* START Information shown *

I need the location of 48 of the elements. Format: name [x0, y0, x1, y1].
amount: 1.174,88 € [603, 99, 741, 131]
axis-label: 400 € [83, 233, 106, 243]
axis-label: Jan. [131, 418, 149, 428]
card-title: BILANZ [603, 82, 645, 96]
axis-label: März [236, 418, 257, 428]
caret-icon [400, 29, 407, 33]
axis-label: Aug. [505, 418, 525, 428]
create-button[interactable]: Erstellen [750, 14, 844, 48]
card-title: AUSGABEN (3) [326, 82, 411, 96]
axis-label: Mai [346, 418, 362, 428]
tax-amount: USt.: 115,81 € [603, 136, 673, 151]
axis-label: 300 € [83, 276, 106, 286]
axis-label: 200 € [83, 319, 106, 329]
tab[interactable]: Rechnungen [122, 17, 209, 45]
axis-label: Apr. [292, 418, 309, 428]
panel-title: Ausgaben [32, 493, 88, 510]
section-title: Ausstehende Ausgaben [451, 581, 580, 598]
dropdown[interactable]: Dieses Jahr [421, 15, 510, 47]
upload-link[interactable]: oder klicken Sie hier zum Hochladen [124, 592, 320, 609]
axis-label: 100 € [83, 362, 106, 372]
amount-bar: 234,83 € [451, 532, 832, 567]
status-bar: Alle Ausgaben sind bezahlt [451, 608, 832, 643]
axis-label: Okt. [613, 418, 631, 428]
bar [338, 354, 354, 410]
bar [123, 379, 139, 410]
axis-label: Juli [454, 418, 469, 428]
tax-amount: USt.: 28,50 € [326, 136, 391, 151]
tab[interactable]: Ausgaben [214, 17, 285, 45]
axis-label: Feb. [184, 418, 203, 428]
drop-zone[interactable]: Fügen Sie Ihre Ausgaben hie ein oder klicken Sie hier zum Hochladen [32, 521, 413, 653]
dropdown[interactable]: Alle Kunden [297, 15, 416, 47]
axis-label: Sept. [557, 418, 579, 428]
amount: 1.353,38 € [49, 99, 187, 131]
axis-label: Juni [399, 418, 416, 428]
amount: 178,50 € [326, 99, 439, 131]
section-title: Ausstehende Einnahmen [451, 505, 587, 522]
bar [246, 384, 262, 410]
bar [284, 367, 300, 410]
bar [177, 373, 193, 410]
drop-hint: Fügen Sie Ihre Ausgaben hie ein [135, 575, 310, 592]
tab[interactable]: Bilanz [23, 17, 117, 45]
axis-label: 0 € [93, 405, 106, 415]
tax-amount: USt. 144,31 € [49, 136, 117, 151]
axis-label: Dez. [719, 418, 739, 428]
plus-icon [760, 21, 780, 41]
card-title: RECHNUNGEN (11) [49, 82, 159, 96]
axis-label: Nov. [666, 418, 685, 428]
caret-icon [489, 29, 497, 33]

* END Information shown *

Rewrite every line of the items above as a numbered list, leaving out any blank lines.

_Solved problem:_
1. I need the location of 48 of the elements. Format: name [x0, y0, x1, y1].
2. amount: 1.174,88 € [603, 99, 741, 131]
3. axis-label: 400 € [83, 233, 106, 243]
4. axis-label: Jan. [131, 418, 149, 428]
5. card-title: BILANZ [603, 82, 645, 96]
6. axis-label: März [236, 418, 257, 428]
7. caret-icon [400, 29, 407, 33]
8. axis-label: Aug. [505, 418, 525, 428]
9. create-button[interactable]: Erstellen [750, 14, 844, 48]
10. card-title: AUSGABEN (3) [326, 82, 411, 96]
11. axis-label: Mai [346, 418, 362, 428]
12. tax-amount: USt.: 115,81 € [603, 136, 673, 151]
13. axis-label: 300 € [83, 276, 106, 286]
14. axis-label: 200 € [83, 319, 106, 329]
15. tab[interactable]: Rechnungen [122, 17, 209, 45]
16. axis-label: Apr. [292, 418, 309, 428]
17. panel-title: Ausgaben [32, 493, 88, 510]
18. section-title: Ausstehende Ausgaben [451, 581, 580, 598]
19. dropdown[interactable]: Dieses Jahr [421, 15, 510, 47]
20. upload-link[interactable]: oder klicken Sie hier zum Hochladen [124, 592, 320, 609]
21. axis-label: 100 € [83, 362, 106, 372]
22. amount-bar: 234,83 € [451, 532, 832, 567]
23. status-bar: Alle Ausgaben sind bezahlt [451, 608, 832, 643]
24. axis-label: Okt. [613, 418, 631, 428]
25. bar [338, 354, 354, 410]
26. bar [123, 379, 139, 410]
27. axis-label: Juli [454, 418, 469, 428]
28. tax-amount: USt.: 28,50 € [326, 136, 391, 151]
29. tab[interactable]: Ausgaben [214, 17, 285, 45]
30. axis-label: Feb. [184, 418, 203, 428]
31. drop-zone[interactable]: Fügen Sie Ihre Ausgaben hie ein oder klicken Sie hier zum Hochladen [32, 521, 413, 653]
32. dropdown[interactable]: Alle Kunden [297, 15, 416, 47]
33. axis-label: Sept. [557, 418, 579, 428]
34. amount: 1.353,38 € [49, 99, 187, 131]
35. axis-label: Juni [399, 418, 416, 428]
36. amount: 178,50 € [326, 99, 439, 131]
37. section-title: Ausstehende Einnahmen [451, 505, 587, 522]
38. bar [246, 384, 262, 410]
39. bar [284, 367, 300, 410]
40. bar [177, 373, 193, 410]
41. drop-hint: Fügen Sie Ihre Ausgaben hie ein [135, 575, 310, 592]
42. tab[interactable]: Bilanz [23, 17, 117, 45]
43. axis-label: 0 € [93, 405, 106, 415]
44. tax-amount: USt. 144,31 € [49, 136, 117, 151]
45. axis-label: Dez. [719, 418, 739, 428]
46. plus-icon [760, 21, 780, 41]
47. card-title: RECHNUNGEN (11) [49, 82, 159, 96]
48. axis-label: Nov. [666, 418, 685, 428]
49. caret-icon [489, 29, 497, 33]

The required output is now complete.